## Start Data for this task
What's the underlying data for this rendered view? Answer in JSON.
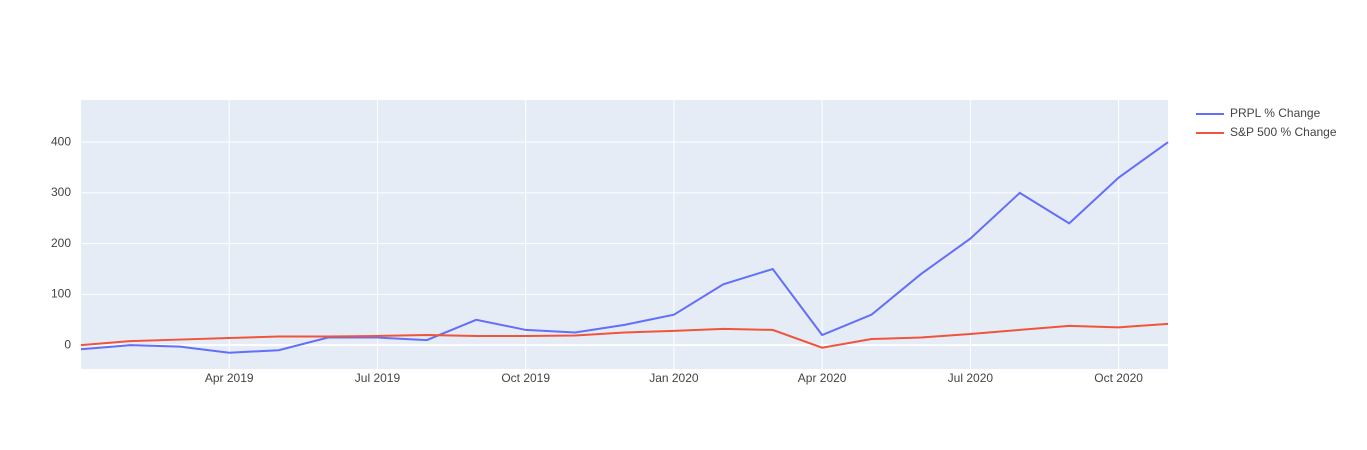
{
  "chart_data": {
    "type": "line",
    "x": [
      "2019-01",
      "2019-02",
      "2019-03",
      "2019-04",
      "2019-05",
      "2019-06",
      "2019-07",
      "2019-08",
      "2019-09",
      "2019-10",
      "2019-11",
      "2019-12",
      "2020-01",
      "2020-02",
      "2020-03",
      "2020-04",
      "2020-05",
      "2020-06",
      "2020-07",
      "2020-08",
      "2020-09",
      "2020-10",
      "2020-11"
    ],
    "series": [
      {
        "name": "PRPL % Change",
        "color": "#636efa",
        "values": [
          -8,
          0,
          -3,
          -15,
          -10,
          15,
          15,
          10,
          50,
          30,
          25,
          40,
          60,
          120,
          150,
          20,
          60,
          140,
          210,
          300,
          240,
          330,
          400
        ]
      },
      {
        "name": "S&P 500 % Change",
        "color": "#ef553b",
        "values": [
          0,
          8,
          11,
          14,
          17,
          17,
          18,
          20,
          18,
          18,
          19,
          25,
          28,
          32,
          30,
          -5,
          12,
          15,
          22,
          30,
          38,
          35,
          42
        ]
      }
    ],
    "xlim": [
      "2019-01",
      "2020-11"
    ],
    "xticks": [
      {
        "value": "2019-04",
        "label": "Apr 2019"
      },
      {
        "value": "2019-07",
        "label": "Jul 2019"
      },
      {
        "value": "2019-10",
        "label": "Oct 2019"
      },
      {
        "value": "2020-01",
        "label": "Jan 2020"
      },
      {
        "value": "2020-04",
        "label": "Apr 2020"
      },
      {
        "value": "2020-07",
        "label": "Jul 2020"
      },
      {
        "value": "2020-10",
        "label": "Oct 2020"
      }
    ],
    "ylim": [
      -47,
      483
    ],
    "yticks": [
      0,
      100,
      200,
      300,
      400
    ],
    "grid": true,
    "legend": "right"
  }
}
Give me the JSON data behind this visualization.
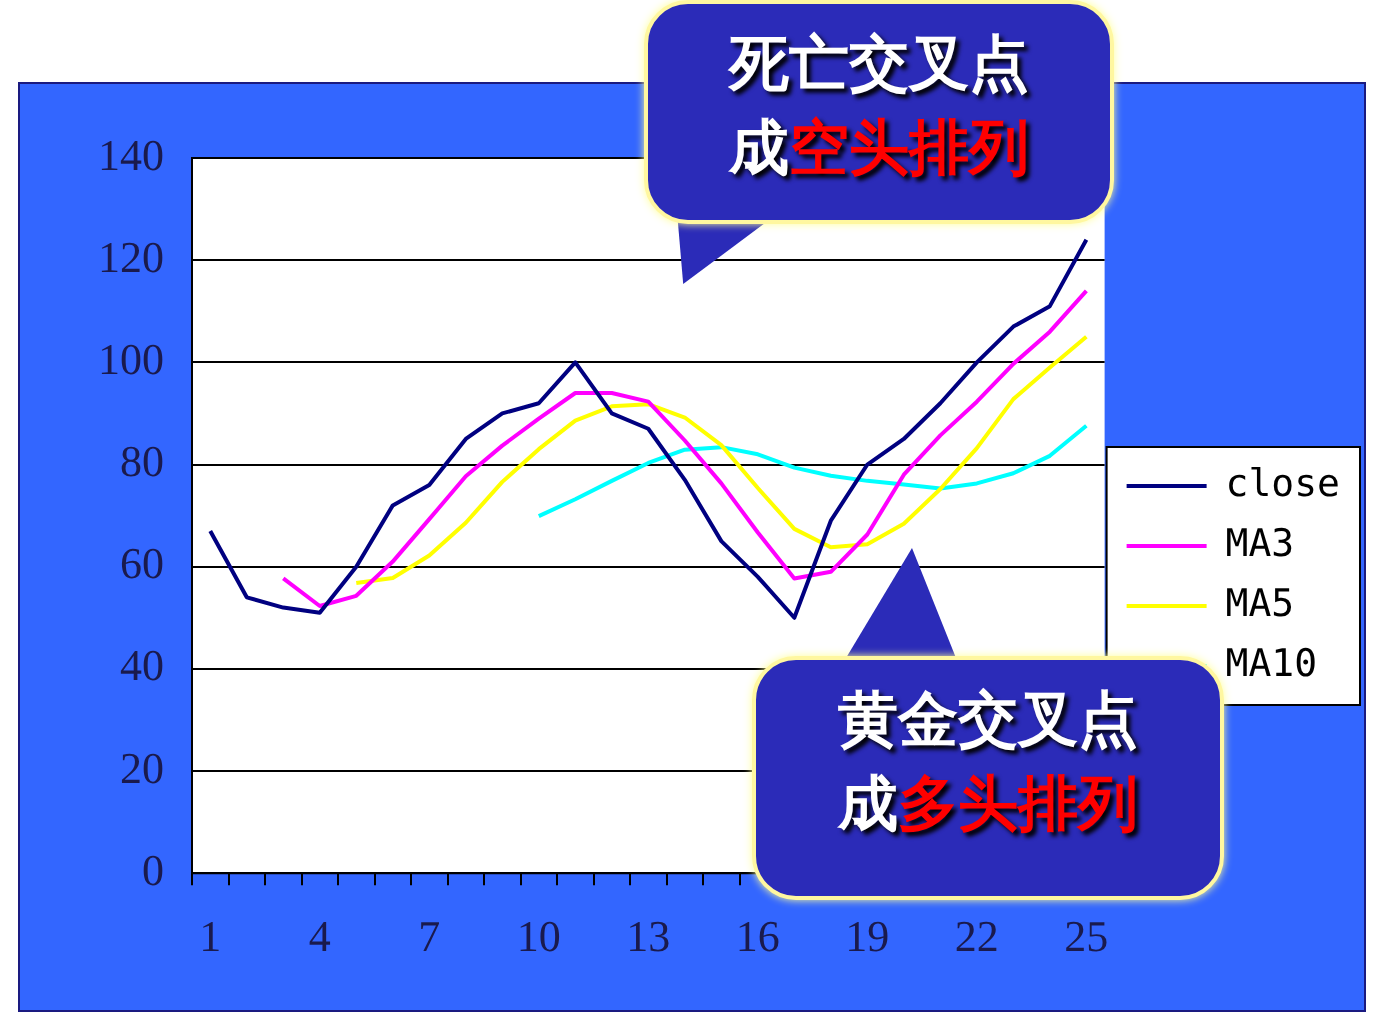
## End Data for this task
[The exercise]: Find the lines above that include the string "JSON" and copy them.

[Complete response]:
What's the underlying data for this rendered view? Answer in JSON.
Give me the JSON data behind this visualization.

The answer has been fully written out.